▶ **Instruction**
Transcribe the data that follows precisely, omitting nothing.

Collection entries
· · · ·

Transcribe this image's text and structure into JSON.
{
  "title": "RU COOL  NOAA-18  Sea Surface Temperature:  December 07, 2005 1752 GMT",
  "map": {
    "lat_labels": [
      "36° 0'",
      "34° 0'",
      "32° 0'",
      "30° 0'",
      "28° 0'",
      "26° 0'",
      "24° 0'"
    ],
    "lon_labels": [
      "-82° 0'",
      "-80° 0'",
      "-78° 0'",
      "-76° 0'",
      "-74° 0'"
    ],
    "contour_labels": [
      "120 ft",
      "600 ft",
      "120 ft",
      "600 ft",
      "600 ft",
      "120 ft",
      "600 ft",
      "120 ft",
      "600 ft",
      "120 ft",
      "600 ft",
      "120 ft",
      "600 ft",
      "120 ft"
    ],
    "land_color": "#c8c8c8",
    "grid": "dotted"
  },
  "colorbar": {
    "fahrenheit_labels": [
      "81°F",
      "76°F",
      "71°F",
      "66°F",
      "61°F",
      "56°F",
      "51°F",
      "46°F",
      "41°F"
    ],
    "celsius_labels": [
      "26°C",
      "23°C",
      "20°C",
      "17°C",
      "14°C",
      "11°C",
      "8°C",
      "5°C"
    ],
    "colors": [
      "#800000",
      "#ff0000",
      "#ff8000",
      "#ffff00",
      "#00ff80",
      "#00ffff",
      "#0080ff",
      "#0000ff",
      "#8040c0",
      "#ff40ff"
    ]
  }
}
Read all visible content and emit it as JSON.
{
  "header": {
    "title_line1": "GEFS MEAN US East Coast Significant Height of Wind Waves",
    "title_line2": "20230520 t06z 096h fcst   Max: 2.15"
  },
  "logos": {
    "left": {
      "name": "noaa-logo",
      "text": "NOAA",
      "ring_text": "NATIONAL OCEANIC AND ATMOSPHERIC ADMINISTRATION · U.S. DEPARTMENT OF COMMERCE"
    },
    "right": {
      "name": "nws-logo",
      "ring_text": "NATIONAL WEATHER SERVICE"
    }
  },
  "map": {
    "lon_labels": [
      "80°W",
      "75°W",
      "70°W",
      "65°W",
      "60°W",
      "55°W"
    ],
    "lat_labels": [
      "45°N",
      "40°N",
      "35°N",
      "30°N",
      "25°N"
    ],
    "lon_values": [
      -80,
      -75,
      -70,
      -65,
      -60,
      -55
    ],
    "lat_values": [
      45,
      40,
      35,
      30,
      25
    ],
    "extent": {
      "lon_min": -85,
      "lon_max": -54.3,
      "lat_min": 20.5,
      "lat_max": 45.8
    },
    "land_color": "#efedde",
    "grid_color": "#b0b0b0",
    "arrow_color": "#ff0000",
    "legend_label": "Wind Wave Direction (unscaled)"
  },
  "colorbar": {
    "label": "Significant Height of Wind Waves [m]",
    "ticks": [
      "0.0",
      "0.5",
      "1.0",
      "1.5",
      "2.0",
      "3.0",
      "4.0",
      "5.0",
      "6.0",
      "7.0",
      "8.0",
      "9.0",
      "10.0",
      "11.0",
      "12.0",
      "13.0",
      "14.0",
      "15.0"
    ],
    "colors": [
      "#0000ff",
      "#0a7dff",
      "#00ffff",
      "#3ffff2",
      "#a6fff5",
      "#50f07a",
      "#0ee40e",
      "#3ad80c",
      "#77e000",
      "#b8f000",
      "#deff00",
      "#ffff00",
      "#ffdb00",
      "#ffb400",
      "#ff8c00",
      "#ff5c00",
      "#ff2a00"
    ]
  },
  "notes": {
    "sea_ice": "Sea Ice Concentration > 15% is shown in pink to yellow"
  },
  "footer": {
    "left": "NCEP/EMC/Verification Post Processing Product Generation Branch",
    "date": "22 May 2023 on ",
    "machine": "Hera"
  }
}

· · · ·

▶ **Exercise answer**
Transcribe this image's text and structure into JSON.
{
  "title": "RU COOL  NOAA-18  Sea Surface Temperature:  December 07, 2005 1752 GMT",
  "map": {
    "lat_labels": [
      "36° 0'",
      "34° 0'",
      "32° 0'",
      "30° 0'",
      "28° 0'",
      "26° 0'",
      "24° 0'"
    ],
    "lon_labels": [
      "-82° 0'",
      "-80° 0'",
      "-78° 0'",
      "-76° 0'",
      "-74° 0'"
    ],
    "contour_labels": [
      "120 ft",
      "600 ft",
      "120 ft",
      "600 ft",
      "600 ft",
      "120 ft",
      "600 ft",
      "120 ft",
      "600 ft",
      "120 ft",
      "600 ft",
      "120 ft",
      "600 ft",
      "120 ft"
    ],
    "land_color": "#c8c8c8",
    "grid": "dotted"
  },
  "colorbar": {
    "fahrenheit_labels": [
      "81°F",
      "76°F",
      "71°F",
      "66°F",
      "61°F",
      "56°F",
      "51°F",
      "46°F",
      "41°F"
    ],
    "celsius_labels": [
      "26°C",
      "23°C",
      "20°C",
      "17°C",
      "14°C",
      "11°C",
      "8°C",
      "5°C"
    ],
    "colors": [
      "#800000",
      "#ff0000",
      "#ff8000",
      "#ffff00",
      "#00ff80",
      "#00ffff",
      "#0080ff",
      "#0000ff",
      "#8040c0",
      "#ff40ff"
    ]
  }
}
Read all visible content and emit it as JSON.
{
  "header": {
    "title_line1": "GEFS MEAN US East Coast Significant Height of Wind Waves",
    "title_line2": "20230520 t06z 096h fcst   Max: 2.15"
  },
  "logos": {
    "left": {
      "name": "noaa-logo",
      "text": "NOAA",
      "ring_text": "NATIONAL OCEANIC AND ATMOSPHERIC ADMINISTRATION · U.S. DEPARTMENT OF COMMERCE"
    },
    "right": {
      "name": "nws-logo",
      "ring_text": "NATIONAL WEATHER SERVICE"
    }
  },
  "map": {
    "lon_labels": [
      "80°W",
      "75°W",
      "70°W",
      "65°W",
      "60°W",
      "55°W"
    ],
    "lat_labels": [
      "45°N",
      "40°N",
      "35°N",
      "30°N",
      "25°N"
    ],
    "lon_values": [
      -80,
      -75,
      -70,
      -65,
      -60,
      -55
    ],
    "lat_values": [
      45,
      40,
      35,
      30,
      25
    ],
    "extent": {
      "lon_min": -85,
      "lon_max": -54.3,
      "lat_min": 20.5,
      "lat_max": 45.8
    },
    "land_color": "#efedde",
    "grid_color": "#b0b0b0",
    "arrow_color": "#ff0000",
    "legend_label": "Wind Wave Direction (unscaled)"
  },
  "colorbar": {
    "label": "Significant Height of Wind Waves [m]",
    "ticks": [
      "0.0",
      "0.5",
      "1.0",
      "1.5",
      "2.0",
      "3.0",
      "4.0",
      "5.0",
      "6.0",
      "7.0",
      "8.0",
      "9.0",
      "10.0",
      "11.0",
      "12.0",
      "13.0",
      "14.0",
      "15.0"
    ],
    "colors": [
      "#0000ff",
      "#0a7dff",
      "#00ffff",
      "#3ffff2",
      "#a6fff5",
      "#50f07a",
      "#0ee40e",
      "#3ad80c",
      "#77e000",
      "#b8f000",
      "#deff00",
      "#ffff00",
      "#ffdb00",
      "#ffb400",
      "#ff8c00",
      "#ff5c00",
      "#ff2a00"
    ]
  },
  "notes": {
    "sea_ice": "Sea Ice Concentration > 15% is shown in pink to yellow"
  },
  "footer": {
    "left": "NCEP/EMC/Verification Post Processing Product Generation Branch",
    "date": "22 May 2023 on ",
    "machine": "Hera"
  }
}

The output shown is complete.